[Dataset excerpt]

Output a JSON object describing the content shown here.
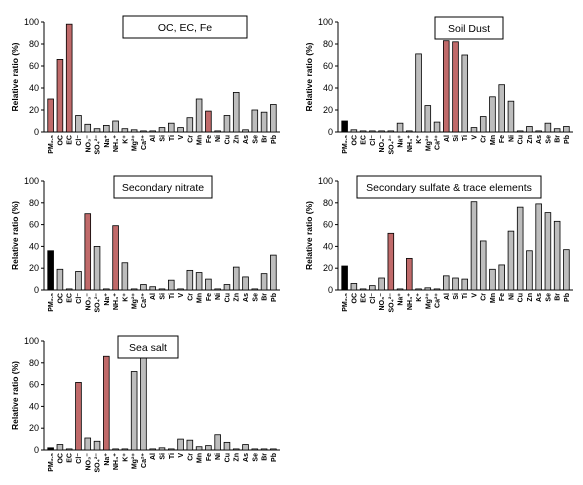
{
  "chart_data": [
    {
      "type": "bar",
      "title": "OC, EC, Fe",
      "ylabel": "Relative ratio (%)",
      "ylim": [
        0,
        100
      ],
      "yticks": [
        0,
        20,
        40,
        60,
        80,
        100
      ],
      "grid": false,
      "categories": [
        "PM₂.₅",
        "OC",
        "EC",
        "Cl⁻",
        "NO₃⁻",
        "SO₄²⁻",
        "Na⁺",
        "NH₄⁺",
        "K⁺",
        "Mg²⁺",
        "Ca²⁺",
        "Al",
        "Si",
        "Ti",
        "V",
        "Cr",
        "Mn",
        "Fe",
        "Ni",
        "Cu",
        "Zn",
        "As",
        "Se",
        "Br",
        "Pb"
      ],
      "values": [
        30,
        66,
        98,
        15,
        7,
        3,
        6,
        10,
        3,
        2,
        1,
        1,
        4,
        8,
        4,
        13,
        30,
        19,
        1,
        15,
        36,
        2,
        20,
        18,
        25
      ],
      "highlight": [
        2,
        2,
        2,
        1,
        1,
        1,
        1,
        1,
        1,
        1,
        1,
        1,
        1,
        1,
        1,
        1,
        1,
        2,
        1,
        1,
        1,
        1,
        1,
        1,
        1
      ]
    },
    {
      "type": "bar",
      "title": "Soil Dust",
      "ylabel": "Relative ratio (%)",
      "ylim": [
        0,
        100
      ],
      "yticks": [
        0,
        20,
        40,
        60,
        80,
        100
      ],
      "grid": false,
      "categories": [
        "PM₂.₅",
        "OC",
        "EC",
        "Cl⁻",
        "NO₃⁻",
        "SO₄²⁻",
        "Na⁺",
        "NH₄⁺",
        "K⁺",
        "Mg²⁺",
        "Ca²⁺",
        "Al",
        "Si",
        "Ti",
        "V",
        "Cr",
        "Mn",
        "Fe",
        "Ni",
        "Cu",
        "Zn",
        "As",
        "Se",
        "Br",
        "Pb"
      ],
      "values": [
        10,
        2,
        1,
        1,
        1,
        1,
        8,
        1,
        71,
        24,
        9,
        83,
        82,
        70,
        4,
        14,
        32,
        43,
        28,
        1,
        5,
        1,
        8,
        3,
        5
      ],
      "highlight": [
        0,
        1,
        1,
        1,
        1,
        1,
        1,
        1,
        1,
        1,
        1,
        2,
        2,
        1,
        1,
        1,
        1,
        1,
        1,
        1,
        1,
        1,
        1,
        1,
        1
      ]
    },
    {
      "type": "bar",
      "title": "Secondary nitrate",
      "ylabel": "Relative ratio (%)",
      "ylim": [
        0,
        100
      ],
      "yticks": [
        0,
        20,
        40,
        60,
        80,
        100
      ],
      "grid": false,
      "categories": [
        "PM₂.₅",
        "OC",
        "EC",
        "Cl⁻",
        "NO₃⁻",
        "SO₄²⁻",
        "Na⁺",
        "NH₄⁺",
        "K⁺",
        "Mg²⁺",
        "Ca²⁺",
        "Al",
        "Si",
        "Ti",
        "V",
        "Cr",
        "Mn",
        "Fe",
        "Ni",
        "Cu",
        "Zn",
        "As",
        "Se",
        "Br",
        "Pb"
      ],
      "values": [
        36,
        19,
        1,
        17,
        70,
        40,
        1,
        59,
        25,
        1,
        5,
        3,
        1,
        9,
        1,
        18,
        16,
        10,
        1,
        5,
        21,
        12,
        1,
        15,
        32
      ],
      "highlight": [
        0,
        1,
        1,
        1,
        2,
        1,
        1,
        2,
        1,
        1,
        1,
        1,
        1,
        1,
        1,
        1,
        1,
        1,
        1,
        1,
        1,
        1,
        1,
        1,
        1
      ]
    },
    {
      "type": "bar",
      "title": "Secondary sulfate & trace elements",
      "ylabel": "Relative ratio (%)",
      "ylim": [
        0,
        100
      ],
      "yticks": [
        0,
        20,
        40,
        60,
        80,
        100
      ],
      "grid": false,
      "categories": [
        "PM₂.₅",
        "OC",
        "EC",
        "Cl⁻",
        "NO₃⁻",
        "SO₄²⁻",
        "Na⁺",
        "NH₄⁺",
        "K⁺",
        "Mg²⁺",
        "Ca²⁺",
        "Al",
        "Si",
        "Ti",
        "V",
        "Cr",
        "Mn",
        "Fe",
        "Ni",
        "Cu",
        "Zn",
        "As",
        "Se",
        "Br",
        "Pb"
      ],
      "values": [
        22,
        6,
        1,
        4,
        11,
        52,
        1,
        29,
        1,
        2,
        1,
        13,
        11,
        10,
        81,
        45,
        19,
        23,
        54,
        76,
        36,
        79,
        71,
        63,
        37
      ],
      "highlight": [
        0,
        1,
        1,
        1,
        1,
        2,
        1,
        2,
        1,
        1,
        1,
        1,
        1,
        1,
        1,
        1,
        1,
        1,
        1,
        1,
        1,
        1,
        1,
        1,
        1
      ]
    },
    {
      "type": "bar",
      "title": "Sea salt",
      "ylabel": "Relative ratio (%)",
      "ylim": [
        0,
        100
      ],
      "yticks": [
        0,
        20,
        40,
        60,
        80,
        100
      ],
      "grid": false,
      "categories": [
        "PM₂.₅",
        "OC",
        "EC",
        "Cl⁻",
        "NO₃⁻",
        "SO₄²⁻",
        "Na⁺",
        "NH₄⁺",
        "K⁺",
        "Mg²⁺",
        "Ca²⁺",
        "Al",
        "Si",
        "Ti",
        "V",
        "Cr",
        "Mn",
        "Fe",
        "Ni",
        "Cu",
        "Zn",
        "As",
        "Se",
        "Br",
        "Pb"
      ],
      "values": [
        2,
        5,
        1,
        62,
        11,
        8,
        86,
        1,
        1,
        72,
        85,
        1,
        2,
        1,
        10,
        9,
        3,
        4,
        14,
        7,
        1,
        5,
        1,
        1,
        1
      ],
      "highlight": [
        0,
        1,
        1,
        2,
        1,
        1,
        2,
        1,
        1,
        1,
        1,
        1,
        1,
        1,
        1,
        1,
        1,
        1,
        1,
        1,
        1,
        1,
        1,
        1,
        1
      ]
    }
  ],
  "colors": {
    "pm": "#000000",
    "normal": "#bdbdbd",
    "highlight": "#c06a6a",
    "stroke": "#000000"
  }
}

#### PROBLEM
Extract all the data above exactly, excluding every picture.

#### RESPONSE TO THE TASK
Output a JSON object describing the content shown here.
{
  "chart_data": [
    {
      "type": "bar",
      "title": "OC, EC, Fe",
      "ylabel": "Relative ratio (%)",
      "ylim": [
        0,
        100
      ],
      "yticks": [
        0,
        20,
        40,
        60,
        80,
        100
      ],
      "grid": false,
      "categories": [
        "PM₂.₅",
        "OC",
        "EC",
        "Cl⁻",
        "NO₃⁻",
        "SO₄²⁻",
        "Na⁺",
        "NH₄⁺",
        "K⁺",
        "Mg²⁺",
        "Ca²⁺",
        "Al",
        "Si",
        "Ti",
        "V",
        "Cr",
        "Mn",
        "Fe",
        "Ni",
        "Cu",
        "Zn",
        "As",
        "Se",
        "Br",
        "Pb"
      ],
      "values": [
        30,
        66,
        98,
        15,
        7,
        3,
        6,
        10,
        3,
        2,
        1,
        1,
        4,
        8,
        4,
        13,
        30,
        19,
        1,
        15,
        36,
        2,
        20,
        18,
        25
      ],
      "highlight": [
        2,
        2,
        2,
        1,
        1,
        1,
        1,
        1,
        1,
        1,
        1,
        1,
        1,
        1,
        1,
        1,
        1,
        2,
        1,
        1,
        1,
        1,
        1,
        1,
        1
      ]
    },
    {
      "type": "bar",
      "title": "Soil Dust",
      "ylabel": "Relative ratio (%)",
      "ylim": [
        0,
        100
      ],
      "yticks": [
        0,
        20,
        40,
        60,
        80,
        100
      ],
      "grid": false,
      "categories": [
        "PM₂.₅",
        "OC",
        "EC",
        "Cl⁻",
        "NO₃⁻",
        "SO₄²⁻",
        "Na⁺",
        "NH₄⁺",
        "K⁺",
        "Mg²⁺",
        "Ca²⁺",
        "Al",
        "Si",
        "Ti",
        "V",
        "Cr",
        "Mn",
        "Fe",
        "Ni",
        "Cu",
        "Zn",
        "As",
        "Se",
        "Br",
        "Pb"
      ],
      "values": [
        10,
        2,
        1,
        1,
        1,
        1,
        8,
        1,
        71,
        24,
        9,
        83,
        82,
        70,
        4,
        14,
        32,
        43,
        28,
        1,
        5,
        1,
        8,
        3,
        5
      ],
      "highlight": [
        0,
        1,
        1,
        1,
        1,
        1,
        1,
        1,
        1,
        1,
        1,
        2,
        2,
        1,
        1,
        1,
        1,
        1,
        1,
        1,
        1,
        1,
        1,
        1,
        1
      ]
    },
    {
      "type": "bar",
      "title": "Secondary nitrate",
      "ylabel": "Relative ratio (%)",
      "ylim": [
        0,
        100
      ],
      "yticks": [
        0,
        20,
        40,
        60,
        80,
        100
      ],
      "grid": false,
      "categories": [
        "PM₂.₅",
        "OC",
        "EC",
        "Cl⁻",
        "NO₃⁻",
        "SO₄²⁻",
        "Na⁺",
        "NH₄⁺",
        "K⁺",
        "Mg²⁺",
        "Ca²⁺",
        "Al",
        "Si",
        "Ti",
        "V",
        "Cr",
        "Mn",
        "Fe",
        "Ni",
        "Cu",
        "Zn",
        "As",
        "Se",
        "Br",
        "Pb"
      ],
      "values": [
        36,
        19,
        1,
        17,
        70,
        40,
        1,
        59,
        25,
        1,
        5,
        3,
        1,
        9,
        1,
        18,
        16,
        10,
        1,
        5,
        21,
        12,
        1,
        15,
        32
      ],
      "highlight": [
        0,
        1,
        1,
        1,
        2,
        1,
        1,
        2,
        1,
        1,
        1,
        1,
        1,
        1,
        1,
        1,
        1,
        1,
        1,
        1,
        1,
        1,
        1,
        1,
        1
      ]
    },
    {
      "type": "bar",
      "title": "Secondary sulfate & trace elements",
      "ylabel": "Relative ratio (%)",
      "ylim": [
        0,
        100
      ],
      "yticks": [
        0,
        20,
        40,
        60,
        80,
        100
      ],
      "grid": false,
      "categories": [
        "PM₂.₅",
        "OC",
        "EC",
        "Cl⁻",
        "NO₃⁻",
        "SO₄²⁻",
        "Na⁺",
        "NH₄⁺",
        "K⁺",
        "Mg²⁺",
        "Ca²⁺",
        "Al",
        "Si",
        "Ti",
        "V",
        "Cr",
        "Mn",
        "Fe",
        "Ni",
        "Cu",
        "Zn",
        "As",
        "Se",
        "Br",
        "Pb"
      ],
      "values": [
        22,
        6,
        1,
        4,
        11,
        52,
        1,
        29,
        1,
        2,
        1,
        13,
        11,
        10,
        81,
        45,
        19,
        23,
        54,
        76,
        36,
        79,
        71,
        63,
        37
      ],
      "highlight": [
        0,
        1,
        1,
        1,
        1,
        2,
        1,
        2,
        1,
        1,
        1,
        1,
        1,
        1,
        1,
        1,
        1,
        1,
        1,
        1,
        1,
        1,
        1,
        1,
        1
      ]
    },
    {
      "type": "bar",
      "title": "Sea salt",
      "ylabel": "Relative ratio (%)",
      "ylim": [
        0,
        100
      ],
      "yticks": [
        0,
        20,
        40,
        60,
        80,
        100
      ],
      "grid": false,
      "categories": [
        "PM₂.₅",
        "OC",
        "EC",
        "Cl⁻",
        "NO₃⁻",
        "SO₄²⁻",
        "Na⁺",
        "NH₄⁺",
        "K⁺",
        "Mg²⁺",
        "Ca²⁺",
        "Al",
        "Si",
        "Ti",
        "V",
        "Cr",
        "Mn",
        "Fe",
        "Ni",
        "Cu",
        "Zn",
        "As",
        "Se",
        "Br",
        "Pb"
      ],
      "values": [
        2,
        5,
        1,
        62,
        11,
        8,
        86,
        1,
        1,
        72,
        85,
        1,
        2,
        1,
        10,
        9,
        3,
        4,
        14,
        7,
        1,
        5,
        1,
        1,
        1
      ],
      "highlight": [
        0,
        1,
        1,
        2,
        1,
        1,
        2,
        1,
        1,
        1,
        1,
        1,
        1,
        1,
        1,
        1,
        1,
        1,
        1,
        1,
        1,
        1,
        1,
        1,
        1
      ]
    }
  ],
  "colors": {
    "pm": "#000000",
    "normal": "#bdbdbd",
    "highlight": "#c06a6a",
    "stroke": "#000000"
  }
}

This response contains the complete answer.